THE REQUEST:
Every line of the data that contains the string "Hornresp" must be copied.

**********

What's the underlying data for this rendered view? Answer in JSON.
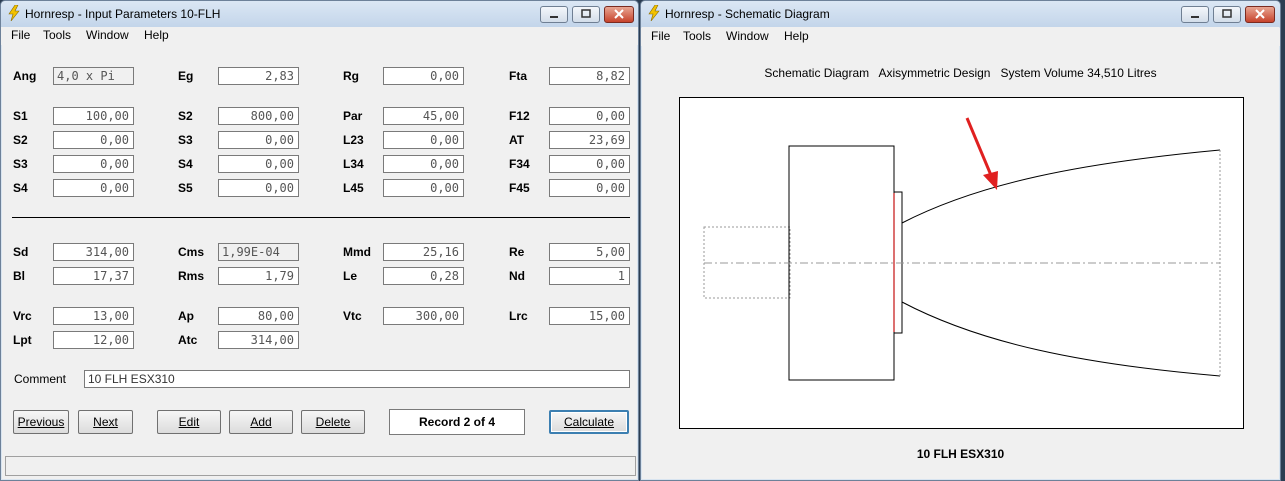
{
  "left_window": {
    "title": "Hornresp - Input Parameters   10-FLH",
    "menu": [
      "File",
      "Tools",
      "Window",
      "Help"
    ],
    "params": [
      {
        "id": "ang",
        "label": "Ang",
        "value": "4,0 x Pi",
        "ro": true,
        "left": true
      },
      {
        "id": "eg",
        "label": "Eg",
        "value": "2,83"
      },
      {
        "id": "rg",
        "label": "Rg",
        "value": "0,00"
      },
      {
        "id": "fta",
        "label": "Fta",
        "value": "8,82"
      },
      {
        "id": "s1",
        "label": "S1",
        "value": "100,00"
      },
      {
        "id": "s2a",
        "label": "S2",
        "value": "800,00"
      },
      {
        "id": "par",
        "label": "Par",
        "value": "45,00"
      },
      {
        "id": "f12",
        "label": "F12",
        "value": "0,00"
      },
      {
        "id": "s2b",
        "label": "S2",
        "value": "0,00"
      },
      {
        "id": "s3a",
        "label": "S3",
        "value": "0,00"
      },
      {
        "id": "l23",
        "label": "L23",
        "value": "0,00"
      },
      {
        "id": "at",
        "label": "AT",
        "value": "23,69"
      },
      {
        "id": "s3b",
        "label": "S3",
        "value": "0,00"
      },
      {
        "id": "s4a",
        "label": "S4",
        "value": "0,00"
      },
      {
        "id": "l34",
        "label": "L34",
        "value": "0,00"
      },
      {
        "id": "f34",
        "label": "F34",
        "value": "0,00"
      },
      {
        "id": "s4b",
        "label": "S4",
        "value": "0,00"
      },
      {
        "id": "s5",
        "label": "S5",
        "value": "0,00"
      },
      {
        "id": "l45",
        "label": "L45",
        "value": "0,00"
      },
      {
        "id": "f45",
        "label": "F45",
        "value": "0,00"
      },
      {
        "id": "sd",
        "label": "Sd",
        "value": "314,00"
      },
      {
        "id": "cms",
        "label": "Cms",
        "value": "1,99E-04",
        "ro": true,
        "left": true
      },
      {
        "id": "mmd",
        "label": "Mmd",
        "value": "25,16"
      },
      {
        "id": "re",
        "label": "Re",
        "value": "5,00"
      },
      {
        "id": "bl",
        "label": "Bl",
        "value": "17,37"
      },
      {
        "id": "rms",
        "label": "Rms",
        "value": "1,79"
      },
      {
        "id": "le",
        "label": "Le",
        "value": "0,28"
      },
      {
        "id": "nd",
        "label": "Nd",
        "value": "1"
      },
      {
        "id": "vrc",
        "label": "Vrc",
        "value": "13,00"
      },
      {
        "id": "ap",
        "label": "Ap",
        "value": "80,00"
      },
      {
        "id": "vtc",
        "label": "Vtc",
        "value": "300,00"
      },
      {
        "id": "lrc",
        "label": "Lrc",
        "value": "15,00"
      },
      {
        "id": "lpt",
        "label": "Lpt",
        "value": "12,00"
      },
      {
        "id": "atc",
        "label": "Atc",
        "value": "314,00"
      }
    ],
    "comment_label": "Comment",
    "comment_value": "10 FLH ESX310",
    "buttons": {
      "previous": "Previous",
      "next": "Next",
      "edit": "Edit",
      "add": "Add",
      "delete": "Delete",
      "calculate": "Calculate"
    },
    "record_text": "Record 2 of 4"
  },
  "right_window": {
    "title": "Hornresp - Schematic Diagram",
    "menu": [
      "File",
      "Tools",
      "Window",
      "Help"
    ],
    "header": "Schematic Diagram   Axisymmetric Design   System Volume 34,510 Litres",
    "footer": "10 FLH ESX310"
  },
  "colors": {
    "annotation_arrow": "#e02020",
    "driver_line": "#d04040",
    "window_bg": "#f0f0f0"
  }
}
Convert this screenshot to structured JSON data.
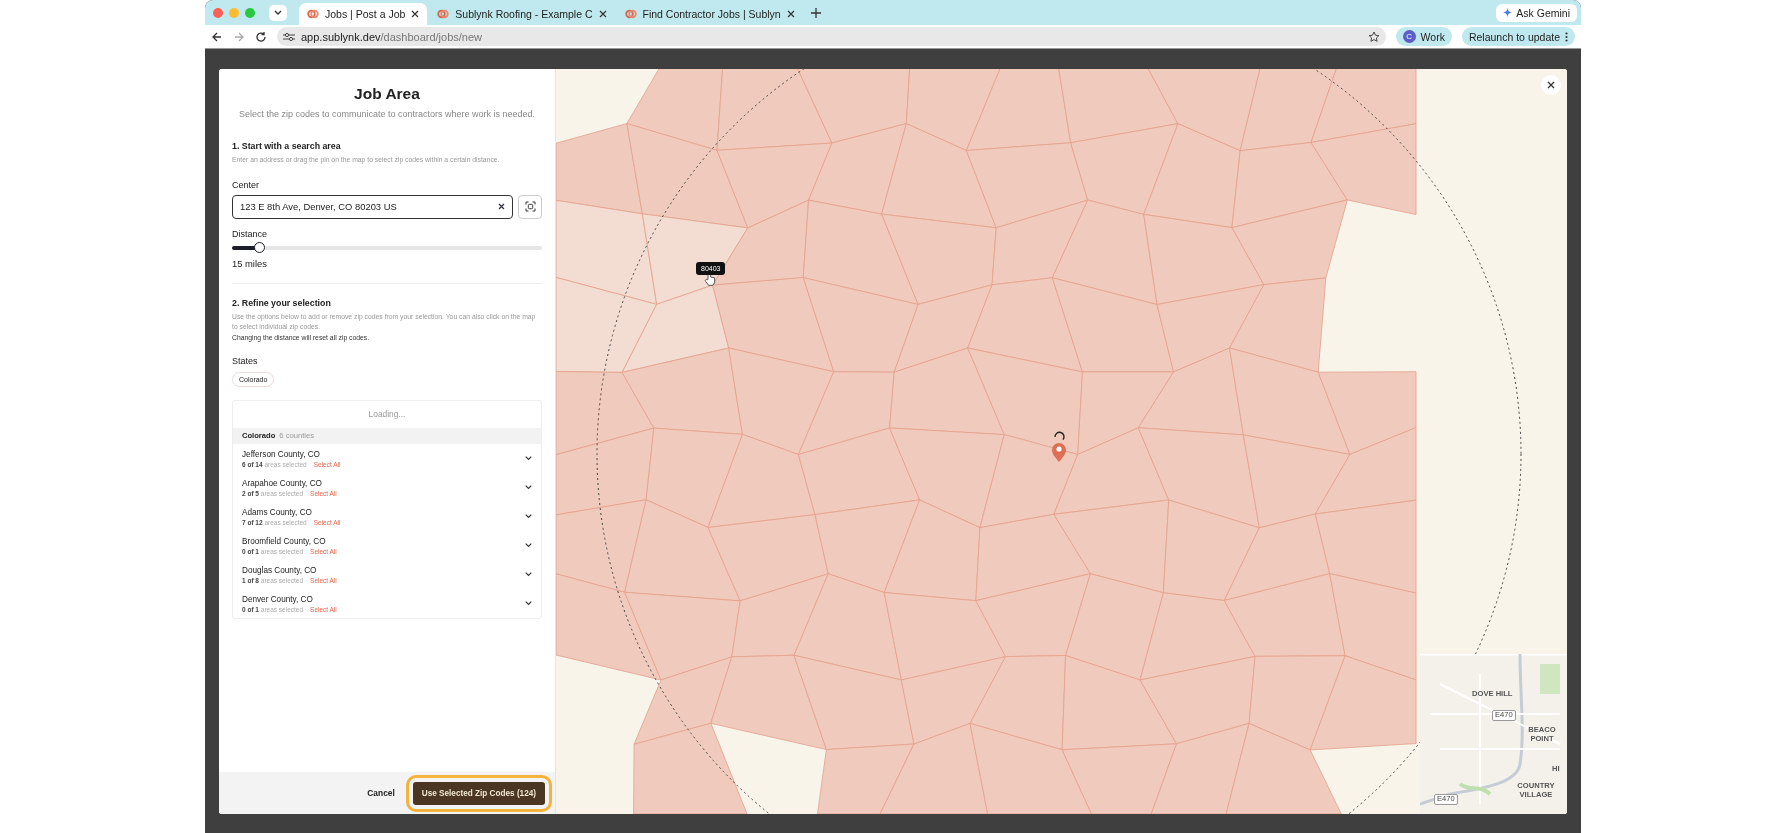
{
  "browser": {
    "tabs": [
      {
        "title": "Jobs | Post a Job",
        "selected": true
      },
      {
        "title": "Sublynk Roofing - Example C",
        "selected": false
      },
      {
        "title": "Find Contractor Jobs | Sublyn",
        "selected": false
      }
    ],
    "gemini_button": "Ask Gemini",
    "url": {
      "host": "app.sublynk.dev",
      "path": "/dashboard/jobs/new"
    },
    "profile": {
      "initial": "C",
      "label": "Work"
    },
    "relaunch_button": "Relaunch to update"
  },
  "panel": {
    "title": "Job Area",
    "subtitle": "Select the zip codes to communicate to contractors where work is needed.",
    "step1": {
      "heading": "1. Start with a search area",
      "hint": "Enter an address or drag the pin on the map to select zip codes within a certain distance."
    },
    "center": {
      "label": "Center",
      "value": "123 E 8th Ave, Denver, CO 80203 US"
    },
    "distance": {
      "label": "Distance",
      "level": 0.09,
      "reading": "15 miles"
    },
    "step2": {
      "heading": "2. Refine your selection",
      "hint": "Use the options below to add or remove zip codes from your selection. You can also click on the map to select individual zip codes.",
      "note": "Changing the distance will reset all zip codes."
    },
    "states": {
      "label": "States",
      "chips": [
        "Colorado"
      ]
    },
    "counties": {
      "status": "Loading...",
      "group": "Colorado",
      "group_count": "6 counties",
      "items": [
        {
          "name": "Jefferson County, CO",
          "count": "6 of 14",
          "suffix": "areas selected",
          "action": "Select All"
        },
        {
          "name": "Arapahoe County, CO",
          "count": "2 of 5",
          "suffix": "areas selected",
          "action": "Select All"
        },
        {
          "name": "Adams County, CO",
          "count": "7 of 12",
          "suffix": "areas selected",
          "action": "Select All"
        },
        {
          "name": "Broomfield County, CO",
          "count": "0 of 1",
          "suffix": "areas selected",
          "action": "Select All"
        },
        {
          "name": "Douglas County, CO",
          "count": "1 of 8",
          "suffix": "areas selected",
          "action": "Select All"
        },
        {
          "name": "Denver County, CO",
          "count": "0 of 1",
          "suffix": "areas selected",
          "action": "Select All"
        }
      ]
    },
    "footer": {
      "cancel": "Cancel",
      "submit": "Use Selected Zip Codes (124)",
      "submit_focused": true
    }
  },
  "map": {
    "tooltip": "80403",
    "labels": [
      {
        "text": "DOVE HILL",
        "kind": "place"
      },
      {
        "text": "E470",
        "kind": "road"
      },
      {
        "text": "BEACO POINT",
        "kind": "place"
      },
      {
        "text": "HI",
        "kind": "place"
      },
      {
        "text": "COUNTRY VILLAGE",
        "kind": "place"
      },
      {
        "text": "E470",
        "kind": "road"
      }
    ]
  }
}
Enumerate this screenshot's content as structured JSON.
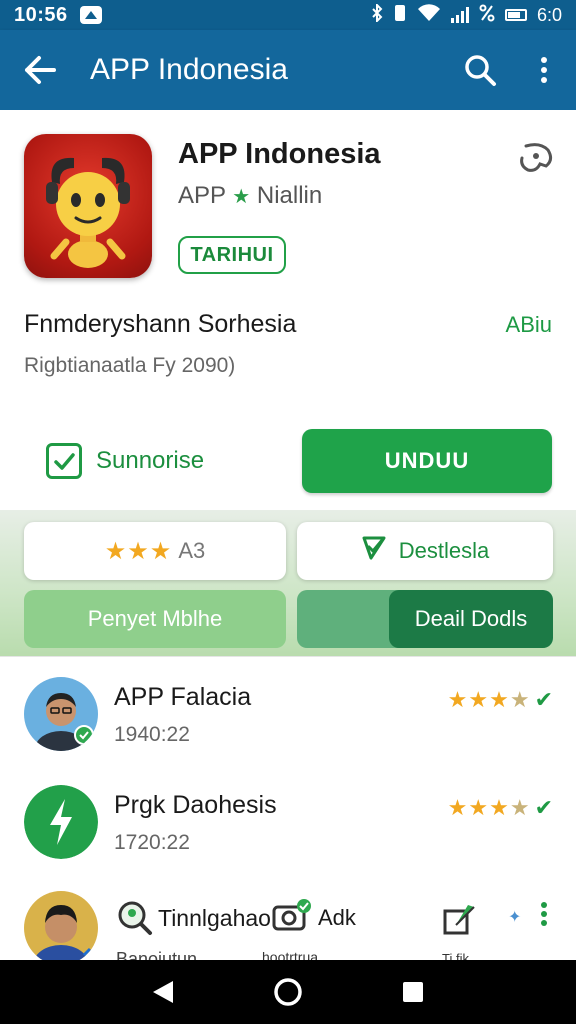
{
  "status": {
    "time": "10:56",
    "battery_text": "6:0"
  },
  "appbar": {
    "title": "APP Indonesia"
  },
  "app": {
    "title": "APP Indonesia",
    "developer": "APP",
    "developer_suffix": "Niallin",
    "tag": "TARIHUI"
  },
  "description": {
    "title": "Fnmderyshann Sorhesia",
    "side": "ABiu",
    "meta": "Rigbtianaatla Fy 2090)"
  },
  "actions": {
    "subscribe": "Sunnorise",
    "download": "UNDUU"
  },
  "tabs": {
    "rating_text": "A3",
    "destination": "Destlesla",
    "left_segment": "Penyet Mblhe",
    "right_segment": "Deail Dodls"
  },
  "reviews": [
    {
      "name": "APP Falacia",
      "meta": "1940:22",
      "stars": 3.5
    },
    {
      "name": "Prgk Daohesis",
      "meta": "1720:22",
      "stars": 3.5
    }
  ],
  "bottom_row": {
    "text_a": "Tinnlgahao",
    "text_b": "Adk",
    "small_a": "Banoiutun",
    "small_b": "hootrtrua",
    "small_c": "Ti fik"
  },
  "colors": {
    "app_bar": "#13679c",
    "status_bar": "#0e5e8e",
    "primary_green": "#1fa34a",
    "star": "#f2a821"
  }
}
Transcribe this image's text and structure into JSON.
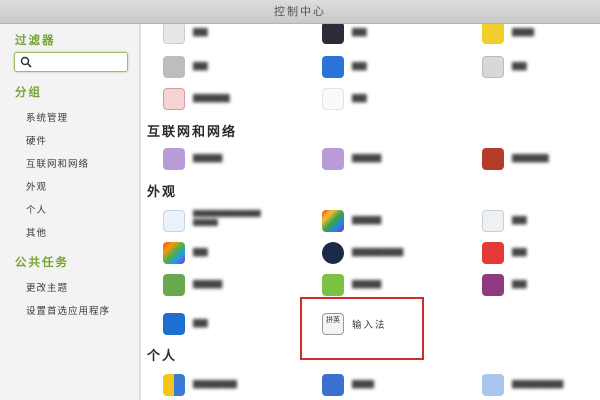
{
  "window": {
    "title": "控制中心"
  },
  "sidebar": {
    "filter_heading": "过滤器",
    "search": {
      "value": "",
      "placeholder": ""
    },
    "group_heading": "分组",
    "groups": [
      "系统管理",
      "硬件",
      "互联网和网络",
      "外观",
      "个人",
      "其他"
    ],
    "tasks_heading": "公共任务",
    "tasks": [
      "更改主题",
      "设置首选应用程序"
    ]
  },
  "main": {
    "sections": [
      "互联网和网络",
      "外观",
      "个人"
    ],
    "input_method": {
      "label": "输入法",
      "icon_text": "拼英"
    }
  },
  "colors": {
    "accent": "#74a334",
    "highlight_border": "#d02a2a"
  }
}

**********

RESPONSE FOR THIS EXERCISE:
    "title": "Hornresp - Input Parameters   10-FLH",
    "title": "Hornresp - Schematic Diagram",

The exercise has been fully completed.